> Exercise objective
Copy the records below exactly as they appear.

[Rows from a dataset]
•••••
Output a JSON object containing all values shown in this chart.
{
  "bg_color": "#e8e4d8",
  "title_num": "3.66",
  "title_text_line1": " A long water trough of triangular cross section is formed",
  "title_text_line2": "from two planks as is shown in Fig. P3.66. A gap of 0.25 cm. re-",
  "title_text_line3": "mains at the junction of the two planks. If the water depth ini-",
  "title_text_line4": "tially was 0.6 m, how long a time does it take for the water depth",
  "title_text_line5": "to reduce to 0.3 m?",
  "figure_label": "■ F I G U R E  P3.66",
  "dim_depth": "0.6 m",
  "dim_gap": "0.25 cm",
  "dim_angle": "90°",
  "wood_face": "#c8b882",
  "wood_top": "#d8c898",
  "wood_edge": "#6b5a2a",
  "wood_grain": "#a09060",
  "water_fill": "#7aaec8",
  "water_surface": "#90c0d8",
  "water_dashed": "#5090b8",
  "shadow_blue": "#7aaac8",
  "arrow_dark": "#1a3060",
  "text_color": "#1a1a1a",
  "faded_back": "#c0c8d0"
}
•••••
> Result of this exercise
Output a JSON object containing all values shown in this chart.
{
  "bg_color": "#e8e4d8",
  "title_num": "3.66",
  "title_text_line1": " A long water trough of triangular cross section is formed",
  "title_text_line2": "from two planks as is shown in Fig. P3.66. A gap of 0.25 cm. re-",
  "title_text_line3": "mains at the junction of the two planks. If the water depth ini-",
  "title_text_line4": "tially was 0.6 m, how long a time does it take for the water depth",
  "title_text_line5": "to reduce to 0.3 m?",
  "figure_label": "■ F I G U R E  P3.66",
  "dim_depth": "0.6 m",
  "dim_gap": "0.25 cm",
  "dim_angle": "90°",
  "wood_face": "#c8b882",
  "wood_top": "#d8c898",
  "wood_edge": "#6b5a2a",
  "wood_grain": "#a09060",
  "water_fill": "#7aaec8",
  "water_surface": "#90c0d8",
  "water_dashed": "#5090b8",
  "shadow_blue": "#7aaac8",
  "arrow_dark": "#1a3060",
  "text_color": "#1a1a1a",
  "faded_back": "#c0c8d0"
}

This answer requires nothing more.